:: TASK INSTRUCTIONS ::
Omit every picture and return the rest of the data unaltered.

:: DATA ROWS ::
>>
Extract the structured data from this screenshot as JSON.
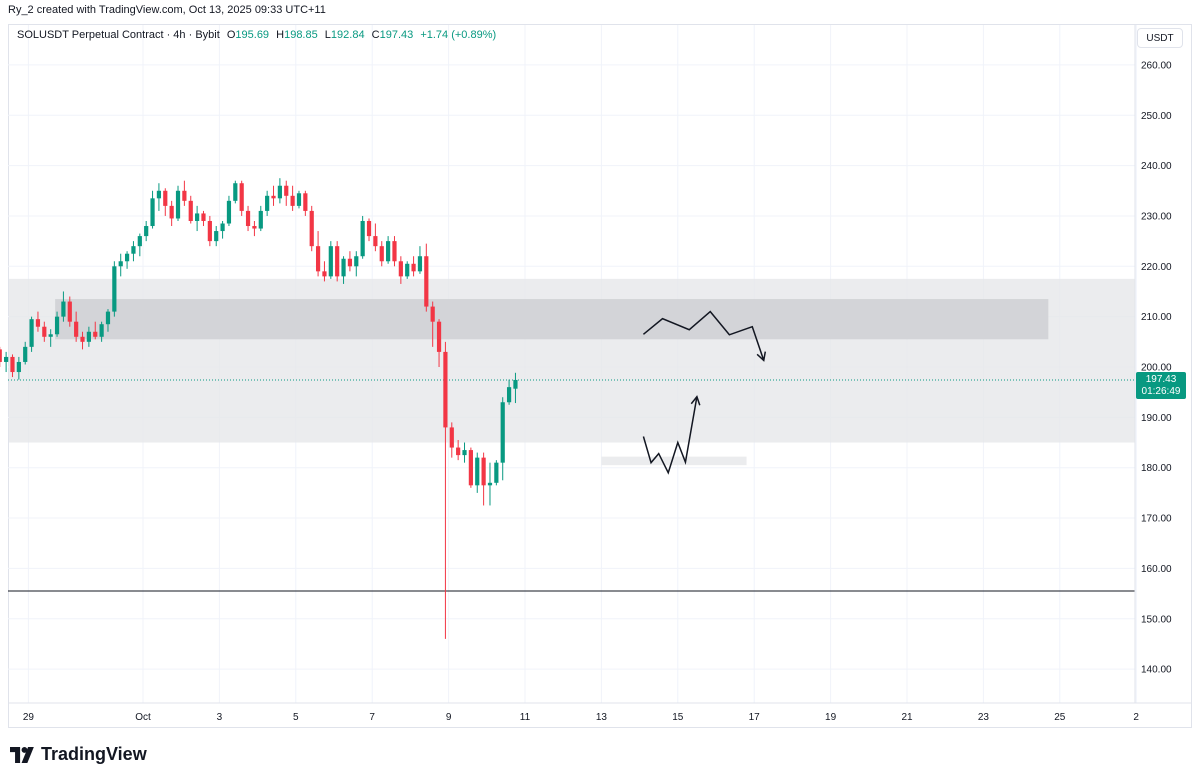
{
  "header": {
    "credit": "Ry_2 created with TradingView.com, Oct 13, 2025 09:33 UTC+11"
  },
  "legend": {
    "symbol": "SOLUSDT Perpetual Contract · 4h · Bybit",
    "open_label": "O",
    "open": "195.69",
    "high_label": "H",
    "high": "198.85",
    "low_label": "L",
    "low": "192.84",
    "close_label": "C",
    "close": "197.43",
    "change": "+1.74 (+0.89%)"
  },
  "currency_button": "USDT",
  "price_badge": {
    "price": "197.43",
    "countdown": "01:26:49"
  },
  "brand": {
    "name": "TradingView"
  },
  "colors": {
    "up": "#089981",
    "down": "#f23645",
    "zone_light": "#e6e7ea",
    "zone_dark": "#cfd0d3",
    "grid": "#f0f3fa"
  },
  "chart_data": {
    "type": "candlestick",
    "y_ticks": [
      "140.00",
      "150.00",
      "160.00",
      "170.00",
      "180.00",
      "190.00",
      "200.00",
      "210.00",
      "220.00",
      "230.00",
      "240.00",
      "250.00",
      "260.00"
    ],
    "x_ticks": [
      {
        "label": "29",
        "day": -2
      },
      {
        "label": "Oct",
        "day": 1
      },
      {
        "label": "3",
        "day": 3
      },
      {
        "label": "5",
        "day": 5
      },
      {
        "label": "7",
        "day": 7
      },
      {
        "label": "9",
        "day": 9
      },
      {
        "label": "11",
        "day": 11
      },
      {
        "label": "13",
        "day": 13
      },
      {
        "label": "15",
        "day": 15
      },
      {
        "label": "17",
        "day": 17
      },
      {
        "label": "19",
        "day": 19
      },
      {
        "label": "21",
        "day": 21
      },
      {
        "label": "23",
        "day": 23
      },
      {
        "label": "25",
        "day": 25
      },
      {
        "label": "2",
        "day": 27
      }
    ],
    "candles": [
      [
        204,
        205,
        202,
        203
      ],
      [
        203,
        203.5,
        201,
        202
      ],
      [
        202,
        203.5,
        200.5,
        201.5
      ],
      [
        201.5,
        204,
        201,
        203.5
      ],
      [
        203.5,
        204,
        200,
        201
      ],
      [
        201,
        203,
        199,
        202
      ],
      [
        202,
        202.5,
        198,
        199
      ],
      [
        199,
        202,
        197.5,
        201
      ],
      [
        201,
        205,
        200.5,
        204
      ],
      [
        204,
        210,
        203,
        209.5
      ],
      [
        209.5,
        211,
        207,
        208
      ],
      [
        208,
        209,
        205,
        206
      ],
      [
        206,
        207.5,
        204,
        206.5
      ],
      [
        206.5,
        211,
        206,
        210
      ],
      [
        210,
        215,
        209,
        213
      ],
      [
        213,
        214,
        208,
        209
      ],
      [
        209,
        211,
        205,
        206
      ],
      [
        206,
        207,
        203.5,
        205
      ],
      [
        205,
        208,
        204,
        207
      ],
      [
        207,
        209,
        205.5,
        206
      ],
      [
        206,
        209,
        205,
        208.5
      ],
      [
        208.5,
        211.5,
        207,
        211
      ],
      [
        211,
        221,
        210,
        220
      ],
      [
        220,
        222.5,
        218,
        221
      ],
      [
        221,
        223,
        219.5,
        222.5
      ],
      [
        222.5,
        225,
        221,
        224
      ],
      [
        224,
        226.5,
        222,
        226
      ],
      [
        226,
        229,
        225,
        228
      ],
      [
        228,
        235,
        227.5,
        233.5
      ],
      [
        233.5,
        236.5,
        231,
        235
      ],
      [
        235,
        235.5,
        230,
        232
      ],
      [
        232,
        233,
        228,
        229.5
      ],
      [
        229.5,
        236,
        229,
        235
      ],
      [
        235,
        237,
        232,
        233
      ],
      [
        233,
        234,
        228.5,
        229
      ],
      [
        229,
        232,
        227,
        230.5
      ],
      [
        230.5,
        231,
        228,
        229
      ],
      [
        229,
        230,
        224,
        225
      ],
      [
        225,
        228,
        224,
        227
      ],
      [
        227,
        229,
        225.5,
        228.5
      ],
      [
        228.5,
        234,
        228,
        233
      ],
      [
        233,
        237,
        232.5,
        236.5
      ],
      [
        236.5,
        237,
        230,
        231
      ],
      [
        231,
        232,
        227,
        228
      ],
      [
        228,
        229,
        226,
        227.5
      ],
      [
        227.5,
        232,
        227,
        231
      ],
      [
        231,
        235,
        230,
        234
      ],
      [
        234,
        236,
        232,
        233.5
      ],
      [
        233.5,
        237.5,
        232.5,
        236
      ],
      [
        236,
        237,
        232,
        234
      ],
      [
        234,
        236,
        231,
        232
      ],
      [
        232,
        235,
        231.5,
        234.5
      ],
      [
        234.5,
        235,
        230,
        231
      ],
      [
        231,
        232,
        223,
        224
      ],
      [
        224,
        227,
        218,
        219
      ],
      [
        219,
        221,
        217,
        218
      ],
      [
        218,
        225,
        217.5,
        224
      ],
      [
        224,
        225,
        217,
        218
      ],
      [
        218,
        222,
        216.5,
        221.5
      ],
      [
        221.5,
        223,
        219,
        220
      ],
      [
        220,
        223,
        218,
        222
      ],
      [
        222,
        230,
        221.5,
        229
      ],
      [
        229,
        229.5,
        225,
        226
      ],
      [
        226,
        228.5,
        223,
        224
      ],
      [
        224,
        225,
        220,
        221
      ],
      [
        221,
        226,
        220.5,
        225
      ],
      [
        225,
        226,
        220,
        221
      ],
      [
        221,
        222,
        216.5,
        218
      ],
      [
        218,
        221,
        217.5,
        220.5
      ],
      [
        220.5,
        222,
        218,
        219
      ],
      [
        219,
        224,
        218.5,
        222
      ],
      [
        222,
        224.5,
        211,
        212
      ],
      [
        212,
        213,
        204,
        209
      ],
      [
        209,
        209.5,
        200,
        203
      ],
      [
        203,
        205,
        146,
        188
      ],
      [
        188,
        189,
        182,
        184
      ],
      [
        184,
        185.5,
        181.5,
        182.5
      ],
      [
        182.5,
        185,
        181,
        183.5
      ],
      [
        183.5,
        184,
        176,
        176.5
      ],
      [
        176.5,
        183,
        175,
        182
      ],
      [
        182,
        183,
        172.5,
        176.5
      ],
      [
        176.5,
        181,
        172.5,
        177
      ],
      [
        177,
        181.5,
        176.5,
        181
      ],
      [
        181,
        194,
        177.5,
        193
      ],
      [
        193,
        197.5,
        192.5,
        196
      ],
      [
        195.69,
        198.85,
        192.84,
        197.43
      ]
    ],
    "current_price": 197.43,
    "support_line": 155.5,
    "zones": [
      {
        "from_day": -4.9,
        "to_day": 27,
        "low": 185,
        "high": 217.5,
        "shade": "light"
      },
      {
        "from_day": -1.3,
        "to_day": 24.7,
        "low": 205.5,
        "high": 213.5,
        "shade": "dark"
      },
      {
        "from_day": 13,
        "to_day": 16.8,
        "low": 180.5,
        "high": 182.2,
        "shade": "light"
      }
    ],
    "projections": [
      {
        "points": [
          [
            14.1,
            206.5
          ],
          [
            14.6,
            209.6
          ],
          [
            15.3,
            207.4
          ],
          [
            15.85,
            211
          ],
          [
            16.35,
            206.4
          ],
          [
            16.95,
            208
          ],
          [
            17.25,
            201.3
          ]
        ],
        "arrow_tip": [
          17.25,
          201.3
        ]
      },
      {
        "points": [
          [
            14.1,
            186.2
          ],
          [
            14.3,
            181
          ],
          [
            14.5,
            182.8
          ],
          [
            14.75,
            179
          ],
          [
            15,
            185
          ],
          [
            15.2,
            181.1
          ],
          [
            15.5,
            194.1
          ]
        ],
        "arrow_tip": [
          15.5,
          194.1
        ]
      }
    ]
  }
}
<<
:: WRITTEN RESPONSE ::
Extract the structured data from this screenshot as JSON.
{
  "header": {
    "credit": "Ry_2 created with TradingView.com, Oct 13, 2025 09:33 UTC+11"
  },
  "legend": {
    "symbol": "SOLUSDT Perpetual Contract · 4h · Bybit",
    "open_label": "O",
    "open": "195.69",
    "high_label": "H",
    "high": "198.85",
    "low_label": "L",
    "low": "192.84",
    "close_label": "C",
    "close": "197.43",
    "change": "+1.74 (+0.89%)"
  },
  "currency_button": "USDT",
  "price_badge": {
    "price": "197.43",
    "countdown": "01:26:49"
  },
  "brand": {
    "name": "TradingView"
  },
  "colors": {
    "up": "#089981",
    "down": "#f23645",
    "zone_light": "#e6e7ea",
    "zone_dark": "#cfd0d3",
    "grid": "#f0f3fa"
  },
  "chart_data": {
    "type": "candlestick",
    "y_ticks": [
      "140.00",
      "150.00",
      "160.00",
      "170.00",
      "180.00",
      "190.00",
      "200.00",
      "210.00",
      "220.00",
      "230.00",
      "240.00",
      "250.00",
      "260.00"
    ],
    "x_ticks": [
      {
        "label": "29",
        "day": -2
      },
      {
        "label": "Oct",
        "day": 1
      },
      {
        "label": "3",
        "day": 3
      },
      {
        "label": "5",
        "day": 5
      },
      {
        "label": "7",
        "day": 7
      },
      {
        "label": "9",
        "day": 9
      },
      {
        "label": "11",
        "day": 11
      },
      {
        "label": "13",
        "day": 13
      },
      {
        "label": "15",
        "day": 15
      },
      {
        "label": "17",
        "day": 17
      },
      {
        "label": "19",
        "day": 19
      },
      {
        "label": "21",
        "day": 21
      },
      {
        "label": "23",
        "day": 23
      },
      {
        "label": "25",
        "day": 25
      },
      {
        "label": "2",
        "day": 27
      }
    ],
    "candles": [
      [
        204,
        205,
        202,
        203
      ],
      [
        203,
        203.5,
        201,
        202
      ],
      [
        202,
        203.5,
        200.5,
        201.5
      ],
      [
        201.5,
        204,
        201,
        203.5
      ],
      [
        203.5,
        204,
        200,
        201
      ],
      [
        201,
        203,
        199,
        202
      ],
      [
        202,
        202.5,
        198,
        199
      ],
      [
        199,
        202,
        197.5,
        201
      ],
      [
        201,
        205,
        200.5,
        204
      ],
      [
        204,
        210,
        203,
        209.5
      ],
      [
        209.5,
        211,
        207,
        208
      ],
      [
        208,
        209,
        205,
        206
      ],
      [
        206,
        207.5,
        204,
        206.5
      ],
      [
        206.5,
        211,
        206,
        210
      ],
      [
        210,
        215,
        209,
        213
      ],
      [
        213,
        214,
        208,
        209
      ],
      [
        209,
        211,
        205,
        206
      ],
      [
        206,
        207,
        203.5,
        205
      ],
      [
        205,
        208,
        204,
        207
      ],
      [
        207,
        209,
        205.5,
        206
      ],
      [
        206,
        209,
        205,
        208.5
      ],
      [
        208.5,
        211.5,
        207,
        211
      ],
      [
        211,
        221,
        210,
        220
      ],
      [
        220,
        222.5,
        218,
        221
      ],
      [
        221,
        223,
        219.5,
        222.5
      ],
      [
        222.5,
        225,
        221,
        224
      ],
      [
        224,
        226.5,
        222,
        226
      ],
      [
        226,
        229,
        225,
        228
      ],
      [
        228,
        235,
        227.5,
        233.5
      ],
      [
        233.5,
        236.5,
        231,
        235
      ],
      [
        235,
        235.5,
        230,
        232
      ],
      [
        232,
        233,
        228,
        229.5
      ],
      [
        229.5,
        236,
        229,
        235
      ],
      [
        235,
        237,
        232,
        233
      ],
      [
        233,
        234,
        228.5,
        229
      ],
      [
        229,
        232,
        227,
        230.5
      ],
      [
        230.5,
        231,
        228,
        229
      ],
      [
        229,
        230,
        224,
        225
      ],
      [
        225,
        228,
        224,
        227
      ],
      [
        227,
        229,
        225.5,
        228.5
      ],
      [
        228.5,
        234,
        228,
        233
      ],
      [
        233,
        237,
        232.5,
        236.5
      ],
      [
        236.5,
        237,
        230,
        231
      ],
      [
        231,
        232,
        227,
        228
      ],
      [
        228,
        229,
        226,
        227.5
      ],
      [
        227.5,
        232,
        227,
        231
      ],
      [
        231,
        235,
        230,
        234
      ],
      [
        234,
        236,
        232,
        233.5
      ],
      [
        233.5,
        237.5,
        232.5,
        236
      ],
      [
        236,
        237,
        232,
        234
      ],
      [
        234,
        236,
        231,
        232
      ],
      [
        232,
        235,
        231.5,
        234.5
      ],
      [
        234.5,
        235,
        230,
        231
      ],
      [
        231,
        232,
        223,
        224
      ],
      [
        224,
        227,
        218,
        219
      ],
      [
        219,
        221,
        217,
        218
      ],
      [
        218,
        225,
        217.5,
        224
      ],
      [
        224,
        225,
        217,
        218
      ],
      [
        218,
        222,
        216.5,
        221.5
      ],
      [
        221.5,
        223,
        219,
        220
      ],
      [
        220,
        223,
        218,
        222
      ],
      [
        222,
        230,
        221.5,
        229
      ],
      [
        229,
        229.5,
        225,
        226
      ],
      [
        226,
        228.5,
        223,
        224
      ],
      [
        224,
        225,
        220,
        221
      ],
      [
        221,
        226,
        220.5,
        225
      ],
      [
        225,
        226,
        220,
        221
      ],
      [
        221,
        222,
        216.5,
        218
      ],
      [
        218,
        221,
        217.5,
        220.5
      ],
      [
        220.5,
        222,
        218,
        219
      ],
      [
        219,
        224,
        218.5,
        222
      ],
      [
        222,
        224.5,
        211,
        212
      ],
      [
        212,
        213,
        204,
        209
      ],
      [
        209,
        209.5,
        200,
        203
      ],
      [
        203,
        205,
        146,
        188
      ],
      [
        188,
        189,
        182,
        184
      ],
      [
        184,
        185.5,
        181.5,
        182.5
      ],
      [
        182.5,
        185,
        181,
        183.5
      ],
      [
        183.5,
        184,
        176,
        176.5
      ],
      [
        176.5,
        183,
        175,
        182
      ],
      [
        182,
        183,
        172.5,
        176.5
      ],
      [
        176.5,
        181,
        172.5,
        177
      ],
      [
        177,
        181.5,
        176.5,
        181
      ],
      [
        181,
        194,
        177.5,
        193
      ],
      [
        193,
        197.5,
        192.5,
        196
      ],
      [
        195.69,
        198.85,
        192.84,
        197.43
      ]
    ],
    "current_price": 197.43,
    "support_line": 155.5,
    "zones": [
      {
        "from_day": -4.9,
        "to_day": 27,
        "low": 185,
        "high": 217.5,
        "shade": "light"
      },
      {
        "from_day": -1.3,
        "to_day": 24.7,
        "low": 205.5,
        "high": 213.5,
        "shade": "dark"
      },
      {
        "from_day": 13,
        "to_day": 16.8,
        "low": 180.5,
        "high": 182.2,
        "shade": "light"
      }
    ],
    "projections": [
      {
        "points": [
          [
            14.1,
            206.5
          ],
          [
            14.6,
            209.6
          ],
          [
            15.3,
            207.4
          ],
          [
            15.85,
            211
          ],
          [
            16.35,
            206.4
          ],
          [
            16.95,
            208
          ],
          [
            17.25,
            201.3
          ]
        ],
        "arrow_tip": [
          17.25,
          201.3
        ]
      },
      {
        "points": [
          [
            14.1,
            186.2
          ],
          [
            14.3,
            181
          ],
          [
            14.5,
            182.8
          ],
          [
            14.75,
            179
          ],
          [
            15,
            185
          ],
          [
            15.2,
            181.1
          ],
          [
            15.5,
            194.1
          ]
        ],
        "arrow_tip": [
          15.5,
          194.1
        ]
      }
    ]
  }
}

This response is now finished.